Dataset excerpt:
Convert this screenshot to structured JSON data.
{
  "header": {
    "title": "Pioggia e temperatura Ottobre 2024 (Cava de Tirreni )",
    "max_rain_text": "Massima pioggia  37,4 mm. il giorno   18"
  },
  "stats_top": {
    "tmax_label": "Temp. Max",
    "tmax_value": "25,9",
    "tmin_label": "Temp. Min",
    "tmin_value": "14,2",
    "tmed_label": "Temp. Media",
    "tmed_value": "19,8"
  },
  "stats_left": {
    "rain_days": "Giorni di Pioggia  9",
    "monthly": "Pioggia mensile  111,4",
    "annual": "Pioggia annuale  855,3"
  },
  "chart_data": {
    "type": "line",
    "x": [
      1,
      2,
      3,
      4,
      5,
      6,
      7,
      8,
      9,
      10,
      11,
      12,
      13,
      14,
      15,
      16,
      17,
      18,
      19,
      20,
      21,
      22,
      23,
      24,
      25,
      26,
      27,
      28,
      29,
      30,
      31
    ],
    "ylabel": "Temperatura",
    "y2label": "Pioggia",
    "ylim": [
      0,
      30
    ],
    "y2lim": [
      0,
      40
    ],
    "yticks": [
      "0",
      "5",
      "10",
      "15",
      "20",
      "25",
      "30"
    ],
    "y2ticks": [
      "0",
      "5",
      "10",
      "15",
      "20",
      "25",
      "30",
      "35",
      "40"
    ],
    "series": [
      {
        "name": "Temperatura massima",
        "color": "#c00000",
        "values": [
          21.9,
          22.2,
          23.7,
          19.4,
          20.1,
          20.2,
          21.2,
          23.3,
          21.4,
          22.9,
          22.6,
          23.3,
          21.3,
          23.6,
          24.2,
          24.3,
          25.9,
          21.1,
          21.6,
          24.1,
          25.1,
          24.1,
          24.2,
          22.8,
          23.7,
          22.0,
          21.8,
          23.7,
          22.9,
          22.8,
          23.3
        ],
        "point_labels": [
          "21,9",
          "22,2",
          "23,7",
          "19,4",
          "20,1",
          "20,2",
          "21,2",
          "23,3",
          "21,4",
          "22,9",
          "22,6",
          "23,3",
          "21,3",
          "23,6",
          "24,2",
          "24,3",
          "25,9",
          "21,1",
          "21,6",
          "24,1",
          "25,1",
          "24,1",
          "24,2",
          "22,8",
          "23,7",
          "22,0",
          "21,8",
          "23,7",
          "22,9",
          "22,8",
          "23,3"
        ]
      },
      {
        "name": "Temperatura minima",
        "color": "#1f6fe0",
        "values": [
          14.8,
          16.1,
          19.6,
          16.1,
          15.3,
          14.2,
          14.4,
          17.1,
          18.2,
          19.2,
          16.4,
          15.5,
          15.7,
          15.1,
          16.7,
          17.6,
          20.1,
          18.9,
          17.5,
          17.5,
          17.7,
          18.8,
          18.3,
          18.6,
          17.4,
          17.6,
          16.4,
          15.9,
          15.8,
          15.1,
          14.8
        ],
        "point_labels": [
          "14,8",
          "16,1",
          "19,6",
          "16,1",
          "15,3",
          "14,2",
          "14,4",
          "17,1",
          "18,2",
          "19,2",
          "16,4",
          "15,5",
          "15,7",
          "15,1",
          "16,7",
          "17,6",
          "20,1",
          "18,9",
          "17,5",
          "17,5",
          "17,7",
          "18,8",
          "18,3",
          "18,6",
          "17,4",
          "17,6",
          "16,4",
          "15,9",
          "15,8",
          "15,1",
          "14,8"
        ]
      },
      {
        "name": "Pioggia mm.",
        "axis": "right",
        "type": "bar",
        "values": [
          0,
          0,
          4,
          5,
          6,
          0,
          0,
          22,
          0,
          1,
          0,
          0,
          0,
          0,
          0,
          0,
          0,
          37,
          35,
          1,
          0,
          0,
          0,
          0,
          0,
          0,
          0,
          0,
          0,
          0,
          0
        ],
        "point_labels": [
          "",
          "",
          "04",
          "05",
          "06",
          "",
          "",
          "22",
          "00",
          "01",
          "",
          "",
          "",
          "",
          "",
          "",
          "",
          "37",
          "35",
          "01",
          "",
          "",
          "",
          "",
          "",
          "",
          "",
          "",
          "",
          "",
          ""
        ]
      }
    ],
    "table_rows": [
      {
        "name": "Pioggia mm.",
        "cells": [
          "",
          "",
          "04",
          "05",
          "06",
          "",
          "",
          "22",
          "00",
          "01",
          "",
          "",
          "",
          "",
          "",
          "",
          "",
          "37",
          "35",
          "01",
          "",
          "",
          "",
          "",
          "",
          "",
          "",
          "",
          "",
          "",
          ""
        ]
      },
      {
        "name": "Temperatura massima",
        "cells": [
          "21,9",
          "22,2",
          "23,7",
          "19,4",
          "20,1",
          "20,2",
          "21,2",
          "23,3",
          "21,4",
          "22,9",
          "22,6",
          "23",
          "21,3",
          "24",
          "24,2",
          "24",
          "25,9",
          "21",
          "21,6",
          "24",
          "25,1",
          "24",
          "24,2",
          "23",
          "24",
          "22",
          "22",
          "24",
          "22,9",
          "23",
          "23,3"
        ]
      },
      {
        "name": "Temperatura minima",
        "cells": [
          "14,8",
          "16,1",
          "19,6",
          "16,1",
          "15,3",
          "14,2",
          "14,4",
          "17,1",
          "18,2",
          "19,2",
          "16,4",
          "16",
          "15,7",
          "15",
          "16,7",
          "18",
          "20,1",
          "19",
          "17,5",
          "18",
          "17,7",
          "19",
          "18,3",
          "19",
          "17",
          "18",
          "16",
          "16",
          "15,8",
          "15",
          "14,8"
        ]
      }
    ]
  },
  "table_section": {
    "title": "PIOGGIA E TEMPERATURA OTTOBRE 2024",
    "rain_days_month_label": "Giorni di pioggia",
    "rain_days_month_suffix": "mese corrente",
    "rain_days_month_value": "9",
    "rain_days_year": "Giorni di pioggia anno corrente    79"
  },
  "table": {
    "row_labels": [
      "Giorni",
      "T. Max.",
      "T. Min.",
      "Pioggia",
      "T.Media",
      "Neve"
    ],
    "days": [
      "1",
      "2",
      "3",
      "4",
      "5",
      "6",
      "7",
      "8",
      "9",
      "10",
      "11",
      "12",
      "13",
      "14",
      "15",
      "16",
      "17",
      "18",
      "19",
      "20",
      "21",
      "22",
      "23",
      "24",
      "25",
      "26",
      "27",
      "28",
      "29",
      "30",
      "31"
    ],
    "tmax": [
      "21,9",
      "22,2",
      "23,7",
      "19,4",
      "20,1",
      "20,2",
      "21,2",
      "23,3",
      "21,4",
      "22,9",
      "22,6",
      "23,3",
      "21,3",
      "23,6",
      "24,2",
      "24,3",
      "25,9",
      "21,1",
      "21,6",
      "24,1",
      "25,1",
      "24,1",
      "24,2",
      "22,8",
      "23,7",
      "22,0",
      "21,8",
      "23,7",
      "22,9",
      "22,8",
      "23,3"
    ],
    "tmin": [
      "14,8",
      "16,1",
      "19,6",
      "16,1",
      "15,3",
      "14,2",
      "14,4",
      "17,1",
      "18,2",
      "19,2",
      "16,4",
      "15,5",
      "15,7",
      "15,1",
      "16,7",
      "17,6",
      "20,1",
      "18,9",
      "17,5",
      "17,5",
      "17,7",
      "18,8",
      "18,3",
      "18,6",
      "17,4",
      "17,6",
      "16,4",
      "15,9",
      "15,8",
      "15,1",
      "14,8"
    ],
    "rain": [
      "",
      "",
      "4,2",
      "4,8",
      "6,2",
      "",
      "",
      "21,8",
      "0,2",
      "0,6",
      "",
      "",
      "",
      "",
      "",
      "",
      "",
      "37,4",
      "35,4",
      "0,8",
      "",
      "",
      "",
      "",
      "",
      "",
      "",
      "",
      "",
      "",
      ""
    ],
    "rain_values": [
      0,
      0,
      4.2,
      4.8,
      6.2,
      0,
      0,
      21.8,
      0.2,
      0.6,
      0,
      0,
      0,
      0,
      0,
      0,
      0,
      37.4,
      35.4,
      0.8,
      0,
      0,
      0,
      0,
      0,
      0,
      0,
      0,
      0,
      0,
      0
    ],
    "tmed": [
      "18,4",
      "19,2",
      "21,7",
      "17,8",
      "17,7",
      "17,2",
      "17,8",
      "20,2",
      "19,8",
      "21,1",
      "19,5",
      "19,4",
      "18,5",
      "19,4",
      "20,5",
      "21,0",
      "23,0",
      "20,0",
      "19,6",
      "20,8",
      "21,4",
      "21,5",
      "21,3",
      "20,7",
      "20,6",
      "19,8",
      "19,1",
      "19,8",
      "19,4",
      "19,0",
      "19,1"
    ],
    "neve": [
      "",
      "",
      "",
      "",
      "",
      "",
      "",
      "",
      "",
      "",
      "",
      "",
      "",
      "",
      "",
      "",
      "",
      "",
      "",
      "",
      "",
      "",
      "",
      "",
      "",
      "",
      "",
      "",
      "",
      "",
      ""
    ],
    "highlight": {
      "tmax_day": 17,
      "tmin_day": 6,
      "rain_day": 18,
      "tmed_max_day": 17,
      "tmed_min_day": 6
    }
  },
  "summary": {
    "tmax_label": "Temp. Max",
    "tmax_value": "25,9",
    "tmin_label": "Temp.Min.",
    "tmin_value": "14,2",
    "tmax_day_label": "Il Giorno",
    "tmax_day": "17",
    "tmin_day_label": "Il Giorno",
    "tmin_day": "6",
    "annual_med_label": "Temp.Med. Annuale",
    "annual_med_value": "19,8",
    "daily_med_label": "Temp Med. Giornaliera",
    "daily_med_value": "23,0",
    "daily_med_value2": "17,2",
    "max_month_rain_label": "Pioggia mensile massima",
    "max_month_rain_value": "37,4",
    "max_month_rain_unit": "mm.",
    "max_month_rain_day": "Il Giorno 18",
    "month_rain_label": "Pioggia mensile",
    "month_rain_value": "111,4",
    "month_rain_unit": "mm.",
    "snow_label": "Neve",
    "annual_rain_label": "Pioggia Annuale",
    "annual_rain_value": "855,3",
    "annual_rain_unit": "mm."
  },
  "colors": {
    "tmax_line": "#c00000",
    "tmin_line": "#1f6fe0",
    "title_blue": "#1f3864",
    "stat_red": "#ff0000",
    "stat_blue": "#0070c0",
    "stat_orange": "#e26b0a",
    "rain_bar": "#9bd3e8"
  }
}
...
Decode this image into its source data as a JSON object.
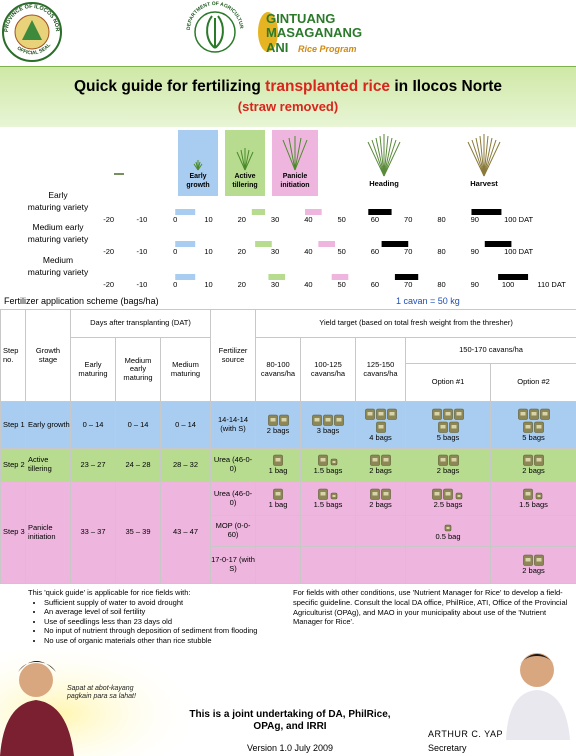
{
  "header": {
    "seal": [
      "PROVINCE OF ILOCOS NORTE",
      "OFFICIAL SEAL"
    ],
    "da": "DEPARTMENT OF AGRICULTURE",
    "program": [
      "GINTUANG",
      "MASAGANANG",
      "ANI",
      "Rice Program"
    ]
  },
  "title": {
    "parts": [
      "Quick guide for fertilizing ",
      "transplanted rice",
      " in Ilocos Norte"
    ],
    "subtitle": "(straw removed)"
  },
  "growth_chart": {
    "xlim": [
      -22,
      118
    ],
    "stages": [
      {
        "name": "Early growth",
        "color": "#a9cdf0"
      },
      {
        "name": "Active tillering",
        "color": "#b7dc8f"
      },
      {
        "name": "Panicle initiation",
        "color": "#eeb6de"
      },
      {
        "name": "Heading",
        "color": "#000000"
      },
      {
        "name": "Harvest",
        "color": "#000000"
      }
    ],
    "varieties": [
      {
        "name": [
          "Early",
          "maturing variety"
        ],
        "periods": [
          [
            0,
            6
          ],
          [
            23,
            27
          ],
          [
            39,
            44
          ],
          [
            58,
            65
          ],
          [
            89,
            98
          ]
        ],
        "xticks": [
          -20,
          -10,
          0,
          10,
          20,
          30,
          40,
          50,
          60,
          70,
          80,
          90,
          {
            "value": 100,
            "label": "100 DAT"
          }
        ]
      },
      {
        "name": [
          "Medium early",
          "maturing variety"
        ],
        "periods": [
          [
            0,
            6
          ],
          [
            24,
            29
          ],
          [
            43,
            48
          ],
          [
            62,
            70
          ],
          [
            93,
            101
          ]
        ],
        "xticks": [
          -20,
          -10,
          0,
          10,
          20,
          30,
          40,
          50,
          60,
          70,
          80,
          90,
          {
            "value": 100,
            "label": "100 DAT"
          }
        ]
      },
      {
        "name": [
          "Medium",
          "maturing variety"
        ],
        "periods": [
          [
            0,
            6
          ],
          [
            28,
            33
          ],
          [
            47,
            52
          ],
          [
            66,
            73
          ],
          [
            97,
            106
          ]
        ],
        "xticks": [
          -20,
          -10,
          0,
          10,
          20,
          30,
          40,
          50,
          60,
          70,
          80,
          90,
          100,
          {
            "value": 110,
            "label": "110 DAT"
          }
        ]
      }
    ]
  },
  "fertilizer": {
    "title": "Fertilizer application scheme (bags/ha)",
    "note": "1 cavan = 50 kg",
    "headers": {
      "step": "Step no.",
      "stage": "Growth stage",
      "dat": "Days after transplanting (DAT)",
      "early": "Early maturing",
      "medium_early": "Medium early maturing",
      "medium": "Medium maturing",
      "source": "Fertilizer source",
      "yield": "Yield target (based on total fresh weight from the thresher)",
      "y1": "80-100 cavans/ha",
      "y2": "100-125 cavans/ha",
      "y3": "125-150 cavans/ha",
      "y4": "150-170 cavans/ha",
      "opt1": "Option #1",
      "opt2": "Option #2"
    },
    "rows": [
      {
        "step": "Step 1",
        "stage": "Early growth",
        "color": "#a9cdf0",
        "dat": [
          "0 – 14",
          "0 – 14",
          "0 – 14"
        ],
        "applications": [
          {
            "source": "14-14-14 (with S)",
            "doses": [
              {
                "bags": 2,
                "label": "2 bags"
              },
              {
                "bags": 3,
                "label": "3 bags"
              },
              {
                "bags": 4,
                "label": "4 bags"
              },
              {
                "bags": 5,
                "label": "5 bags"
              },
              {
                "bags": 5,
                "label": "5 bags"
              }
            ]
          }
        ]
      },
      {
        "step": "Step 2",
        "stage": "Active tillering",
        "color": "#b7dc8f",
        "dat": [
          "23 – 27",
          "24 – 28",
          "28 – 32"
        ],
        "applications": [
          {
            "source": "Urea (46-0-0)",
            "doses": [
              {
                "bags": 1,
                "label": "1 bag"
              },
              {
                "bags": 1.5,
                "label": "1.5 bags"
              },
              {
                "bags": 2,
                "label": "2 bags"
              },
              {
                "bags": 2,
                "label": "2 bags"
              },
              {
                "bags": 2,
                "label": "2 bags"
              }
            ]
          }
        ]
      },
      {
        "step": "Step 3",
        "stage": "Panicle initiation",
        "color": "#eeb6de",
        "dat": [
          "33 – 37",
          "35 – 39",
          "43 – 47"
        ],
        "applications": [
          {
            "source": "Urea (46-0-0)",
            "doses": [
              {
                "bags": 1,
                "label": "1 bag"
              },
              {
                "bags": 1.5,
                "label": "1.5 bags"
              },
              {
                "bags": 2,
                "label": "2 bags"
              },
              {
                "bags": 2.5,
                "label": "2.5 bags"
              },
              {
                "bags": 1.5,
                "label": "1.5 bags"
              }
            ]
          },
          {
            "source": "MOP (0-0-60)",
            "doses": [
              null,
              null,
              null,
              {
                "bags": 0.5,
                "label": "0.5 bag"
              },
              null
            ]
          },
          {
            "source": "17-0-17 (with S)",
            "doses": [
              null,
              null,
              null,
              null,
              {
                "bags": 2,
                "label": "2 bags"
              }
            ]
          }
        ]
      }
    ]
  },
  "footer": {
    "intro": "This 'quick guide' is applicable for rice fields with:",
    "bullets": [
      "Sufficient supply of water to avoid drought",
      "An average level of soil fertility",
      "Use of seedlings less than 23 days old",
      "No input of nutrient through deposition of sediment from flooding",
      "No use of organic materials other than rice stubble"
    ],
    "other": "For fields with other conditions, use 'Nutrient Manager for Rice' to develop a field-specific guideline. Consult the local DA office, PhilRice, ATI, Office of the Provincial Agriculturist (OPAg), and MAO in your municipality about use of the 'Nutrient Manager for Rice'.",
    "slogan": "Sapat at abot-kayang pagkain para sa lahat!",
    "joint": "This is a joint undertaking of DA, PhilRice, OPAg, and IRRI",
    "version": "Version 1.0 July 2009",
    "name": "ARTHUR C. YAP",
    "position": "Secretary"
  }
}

Aim:
Copy the lines from the entries above in which the word "initiation" appears.

Exercise solution:
        "name": "Panicle initiation",
        "stage": "Panicle initiation",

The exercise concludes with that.